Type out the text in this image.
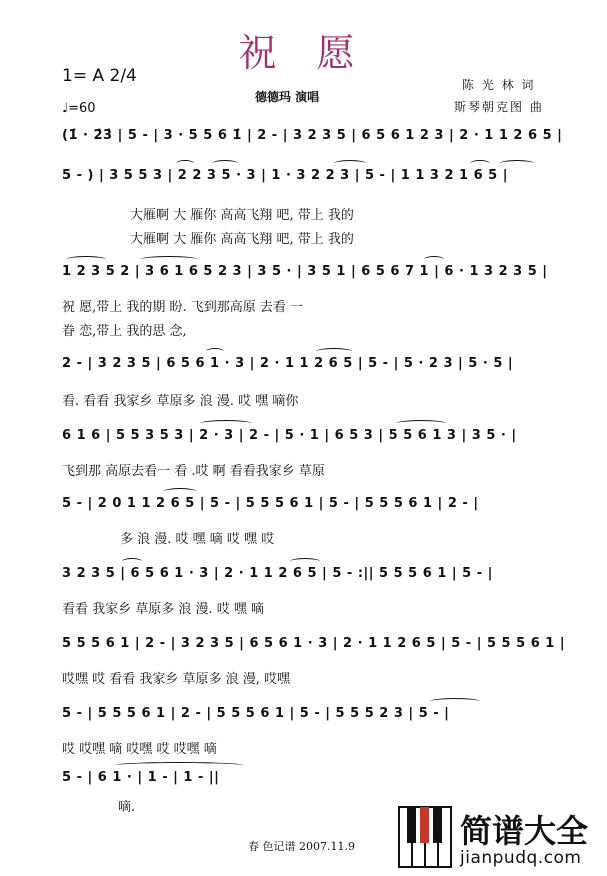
祝 愿
1= A 2/4
♩=60
德德玛 演唱
陈 光 林 词
斯琴朝克图 曲
(1̇ · 2̇3̇ | 5 - | 3 · 5 5 6 1̇ | 2 - | 3 2 3 5 | 6 5 6 1 2 3 | 2 · 1 1 2 6 5 |
5 - ) | 3 5 5 3 | 2 2 3 5 · 3 | 1 · 3 2 2 3 | 5 - | 1 1 3 2 1 6 5 |
大雁啊 大 雁你 高高飞翔 吧, 带上 我的
大雁啊 大 雁你 高高飞翔 吧, 带上 我的
1 2 3 5 2 | 3 6 1 6 5 2 3 | 3 5 · | 3 5 1 | 6 5 6 7 1 | 6 · 1 3 2 3 5 |
祝 愿,带上 我的期 盼. 飞到那高原 去看 一
眷 恋,带上 我的思 念,
2 - | 3 2 3 5 | 6 5 6 1 · 3 | 2 · 1 1 2 6 5 | 5 - | 5 · 2 3 | 5 · 5 |
看. 看看 我家乡 草原多 浪 漫. 哎 嘿 嘀你
6 1 6 | 5 5 3 5 3 | 2 · 3 | 2 - | 5 · 1 | 6 5 3 | 5 5 6 1 3 | 3 5 · |
飞到那 高原去看一 看 .哎 啊 看看我家乡 草原
5 - | 2 0 1 1 2 6 5 | 5 - | 5 5 5 6 1 | 5 - | 5 5 5 6 1 | 2 - |
多 浪 漫. 哎 嘿 嘀 哎 嘿 哎
3 2 3 5 | 6 5 6 1 · 3 | 2 · 1 1 2 6 5 | 5 - :|| 5 5 5 6 1 | 5 - |
看看 我家乡 草原多 浪 漫. 哎 嘿 嘀
5 5 5 6 1 | 2 - | 3 2 3 5 | 6 5 6 1 · 3 | 2 · 1 1 2 6 5 | 5 - | 5 5 5 6 1 |
哎嘿 哎 看看 我家乡 草原多 浪 漫, 哎嘿
5 - | 5 5 5 6 1 | 2 - | 5 5 5 6 1 | 5 - | 5 5 5 2 3 | 5 - |
哎 哎嘿 嘀 哎嘿 哎 哎嘿 嘀
5 - | 6 1 · | 1 - | 1 - ||
嘀.
春 色记谱 2007.11.9	简谱大全
jianpudq.com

• [Aim of the task] Reproduce each line exactly, please, except for any pictures.

• [Answer to the task]
Type out the text in this image.
祝 愿
1= A 2/4
♩=60
德德玛 演唱
陈 光 林 词
斯琴朝克图 曲
(1̇ · 2̇3̇ | 5 - | 3 · 5 5 6 1̇ | 2 - | 3 2 3 5 | 6 5 6 1 2 3 | 2 · 1 1 2 6 5 |
5 - ) | 3 5 5 3 | 2 2 3 5 · 3 | 1 · 3 2 2 3 | 5 - | 1 1 3 2 1 6 5 |
大雁啊 大 雁你 高高飞翔 吧, 带上 我的
大雁啊 大 雁你 高高飞翔 吧, 带上 我的
1 2 3 5 2 | 3 6 1 6 5 2 3 | 3 5 · | 3 5 1 | 6 5 6 7 1 | 6 · 1 3 2 3 5 |
祝 愿,带上 我的期 盼. 飞到那高原 去看 一
眷 恋,带上 我的思 念,
2 - | 3 2 3 5 | 6 5 6 1 · 3 | 2 · 1 1 2 6 5 | 5 - | 5 · 2 3 | 5 · 5 |
看. 看看 我家乡 草原多 浪 漫. 哎 嘿 嘀你
6 1 6 | 5 5 3 5 3 | 2 · 3 | 2 - | 5 · 1 | 6 5 3 | 5 5 6 1 3 | 3 5 · |
飞到那 高原去看一 看 .哎 啊 看看我家乡 草原
5 - | 2 0 1 1 2 6 5 | 5 - | 5 5 5 6 1 | 5 - | 5 5 5 6 1 | 2 - |
多 浪 漫. 哎 嘿 嘀 哎 嘿 哎
3 2 3 5 | 6 5 6 1 · 3 | 2 · 1 1 2 6 5 | 5 - :|| 5 5 5 6 1 | 5 - |
看看 我家乡 草原多 浪 漫. 哎 嘿 嘀
5 5 5 6 1 | 2 - | 3 2 3 5 | 6 5 6 1 · 3 | 2 · 1 1 2 6 5 | 5 - | 5 5 5 6 1 |
哎嘿 哎 看看 我家乡 草原多 浪 漫, 哎嘿
5 - | 5 5 5 6 1 | 2 - | 5 5 5 6 1 | 5 - | 5 5 5 2 3 | 5 - |
哎 哎嘿 嘀 哎嘿 哎 哎嘿 嘀
5 - | 6 1 · | 1 - | 1 - ||
嘀.
春 色记谱 2007.11.9	简谱大全
jianpudq.com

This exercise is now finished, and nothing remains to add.